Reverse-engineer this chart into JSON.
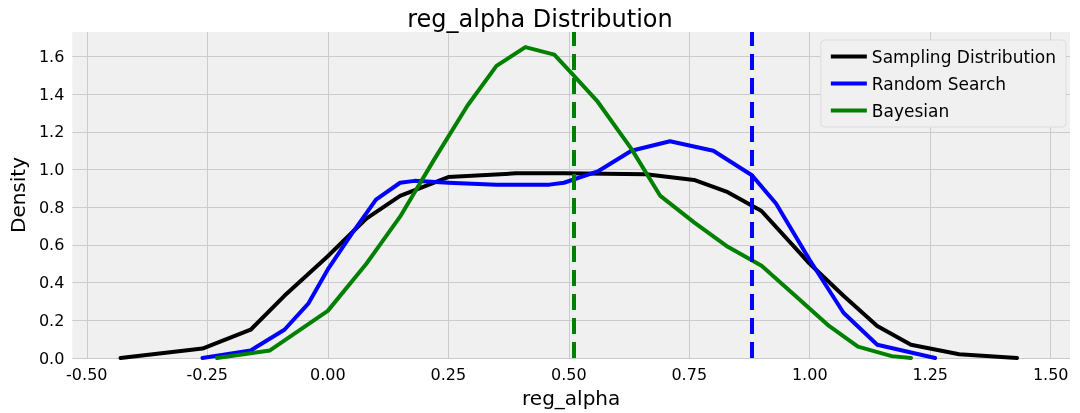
{
  "chart_data": {
    "type": "line",
    "title": "reg_alpha Distribution",
    "xlabel": "reg_alpha",
    "ylabel": "Density",
    "xlim": [
      -0.53,
      1.54
    ],
    "ylim": [
      0,
      1.73
    ],
    "xticks": [
      {
        "value": -0.5,
        "label": "-0.50"
      },
      {
        "value": -0.25,
        "label": "-0.25"
      },
      {
        "value": 0,
        "label": "0.00"
      },
      {
        "value": 0.25,
        "label": "0.25"
      },
      {
        "value": 0.5,
        "label": "0.50"
      },
      {
        "value": 0.75,
        "label": "0.75"
      },
      {
        "value": 1,
        "label": "1.00"
      },
      {
        "value": 1.25,
        "label": "1.25"
      },
      {
        "value": 1.5,
        "label": "1.50"
      }
    ],
    "yticks": [
      {
        "value": 0,
        "label": "0.0"
      },
      {
        "value": 0.2,
        "label": "0.2"
      },
      {
        "value": 0.4,
        "label": "0.4"
      },
      {
        "value": 0.6,
        "label": "0.6"
      },
      {
        "value": 0.8,
        "label": "0.8"
      },
      {
        "value": 1,
        "label": "1.0"
      },
      {
        "value": 1.2,
        "label": "1.2"
      },
      {
        "value": 1.4,
        "label": "1.4"
      },
      {
        "value": 1.6,
        "label": "1.6"
      }
    ],
    "grid": true,
    "legend": "top right",
    "marker": "none",
    "line_style": "solid",
    "series": [
      {
        "name": "Sampling Distribution",
        "color": "#000000",
        "x": [
          -0.43,
          -0.26,
          -0.16,
          -0.09,
          0,
          0.08,
          0.15,
          0.25,
          0.39,
          0.49,
          0.66,
          0.76,
          0.83,
          0.9,
          1,
          1.07,
          1.14,
          1.21,
          1.31,
          1.43
        ],
        "values": [
          0,
          0.05,
          0.15,
          0.33,
          0.54,
          0.74,
          0.86,
          0.96,
          0.98,
          0.98,
          0.975,
          0.945,
          0.88,
          0.78,
          0.5,
          0.33,
          0.17,
          0.07,
          0.02,
          0
        ]
      },
      {
        "name": "Random Search",
        "color": "#0000ff",
        "x": [
          -0.26,
          -0.16,
          -0.09,
          -0.04,
          0,
          0.05,
          0.1,
          0.15,
          0.18,
          0.25,
          0.35,
          0.46,
          0.49,
          0.56,
          0.63,
          0.71,
          0.8,
          0.88,
          0.93,
          1,
          1.07,
          1.14,
          1.26
        ],
        "values": [
          0,
          0.04,
          0.15,
          0.29,
          0.47,
          0.66,
          0.84,
          0.93,
          0.94,
          0.93,
          0.92,
          0.92,
          0.93,
          0.99,
          1.1,
          1.15,
          1.1,
          0.97,
          0.82,
          0.52,
          0.24,
          0.07,
          0
        ]
      },
      {
        "name": "Bayesian",
        "color": "#008000",
        "x": [
          -0.23,
          -0.12,
          0,
          0.08,
          0.15,
          0.22,
          0.29,
          0.35,
          0.41,
          0.47,
          0.51,
          0.56,
          0.63,
          0.69,
          0.76,
          0.83,
          0.9,
          0.97,
          1.04,
          1.1,
          1.17,
          1.21
        ],
        "values": [
          0,
          0.04,
          0.25,
          0.5,
          0.75,
          1.05,
          1.34,
          1.55,
          1.65,
          1.61,
          1.5,
          1.36,
          1.11,
          0.86,
          0.72,
          0.59,
          0.49,
          0.33,
          0.17,
          0.06,
          0.01,
          0
        ]
      }
    ],
    "ref_lines": [
      {
        "axis": "x",
        "value": 0.51,
        "color": "#008000",
        "line_style": "dashed"
      },
      {
        "axis": "x",
        "value": 0.88,
        "color": "#0000ff",
        "line_style": "dashed"
      }
    ]
  }
}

+++

STATED EXERCISE -> Copy the whole of the material above exactly, but not its images.

SOLUTION TO THE EXERCISE ->
Reverse-engineer this chart into JSON.
{
  "chart_data": {
    "type": "line",
    "title": "reg_alpha Distribution",
    "xlabel": "reg_alpha",
    "ylabel": "Density",
    "xlim": [
      -0.53,
      1.54
    ],
    "ylim": [
      0,
      1.73
    ],
    "xticks": [
      {
        "value": -0.5,
        "label": "-0.50"
      },
      {
        "value": -0.25,
        "label": "-0.25"
      },
      {
        "value": 0,
        "label": "0.00"
      },
      {
        "value": 0.25,
        "label": "0.25"
      },
      {
        "value": 0.5,
        "label": "0.50"
      },
      {
        "value": 0.75,
        "label": "0.75"
      },
      {
        "value": 1,
        "label": "1.00"
      },
      {
        "value": 1.25,
        "label": "1.25"
      },
      {
        "value": 1.5,
        "label": "1.50"
      }
    ],
    "yticks": [
      {
        "value": 0,
        "label": "0.0"
      },
      {
        "value": 0.2,
        "label": "0.2"
      },
      {
        "value": 0.4,
        "label": "0.4"
      },
      {
        "value": 0.6,
        "label": "0.6"
      },
      {
        "value": 0.8,
        "label": "0.8"
      },
      {
        "value": 1,
        "label": "1.0"
      },
      {
        "value": 1.2,
        "label": "1.2"
      },
      {
        "value": 1.4,
        "label": "1.4"
      },
      {
        "value": 1.6,
        "label": "1.6"
      }
    ],
    "grid": true,
    "legend": "top right",
    "marker": "none",
    "line_style": "solid",
    "series": [
      {
        "name": "Sampling Distribution",
        "color": "#000000",
        "x": [
          -0.43,
          -0.26,
          -0.16,
          -0.09,
          0,
          0.08,
          0.15,
          0.25,
          0.39,
          0.49,
          0.66,
          0.76,
          0.83,
          0.9,
          1,
          1.07,
          1.14,
          1.21,
          1.31,
          1.43
        ],
        "values": [
          0,
          0.05,
          0.15,
          0.33,
          0.54,
          0.74,
          0.86,
          0.96,
          0.98,
          0.98,
          0.975,
          0.945,
          0.88,
          0.78,
          0.5,
          0.33,
          0.17,
          0.07,
          0.02,
          0
        ]
      },
      {
        "name": "Random Search",
        "color": "#0000ff",
        "x": [
          -0.26,
          -0.16,
          -0.09,
          -0.04,
          0,
          0.05,
          0.1,
          0.15,
          0.18,
          0.25,
          0.35,
          0.46,
          0.49,
          0.56,
          0.63,
          0.71,
          0.8,
          0.88,
          0.93,
          1,
          1.07,
          1.14,
          1.26
        ],
        "values": [
          0,
          0.04,
          0.15,
          0.29,
          0.47,
          0.66,
          0.84,
          0.93,
          0.94,
          0.93,
          0.92,
          0.92,
          0.93,
          0.99,
          1.1,
          1.15,
          1.1,
          0.97,
          0.82,
          0.52,
          0.24,
          0.07,
          0
        ]
      },
      {
        "name": "Bayesian",
        "color": "#008000",
        "x": [
          -0.23,
          -0.12,
          0,
          0.08,
          0.15,
          0.22,
          0.29,
          0.35,
          0.41,
          0.47,
          0.51,
          0.56,
          0.63,
          0.69,
          0.76,
          0.83,
          0.9,
          0.97,
          1.04,
          1.1,
          1.17,
          1.21
        ],
        "values": [
          0,
          0.04,
          0.25,
          0.5,
          0.75,
          1.05,
          1.34,
          1.55,
          1.65,
          1.61,
          1.5,
          1.36,
          1.11,
          0.86,
          0.72,
          0.59,
          0.49,
          0.33,
          0.17,
          0.06,
          0.01,
          0
        ]
      }
    ],
    "ref_lines": [
      {
        "axis": "x",
        "value": 0.51,
        "color": "#008000",
        "line_style": "dashed"
      },
      {
        "axis": "x",
        "value": 0.88,
        "color": "#0000ff",
        "line_style": "dashed"
      }
    ]
  }
}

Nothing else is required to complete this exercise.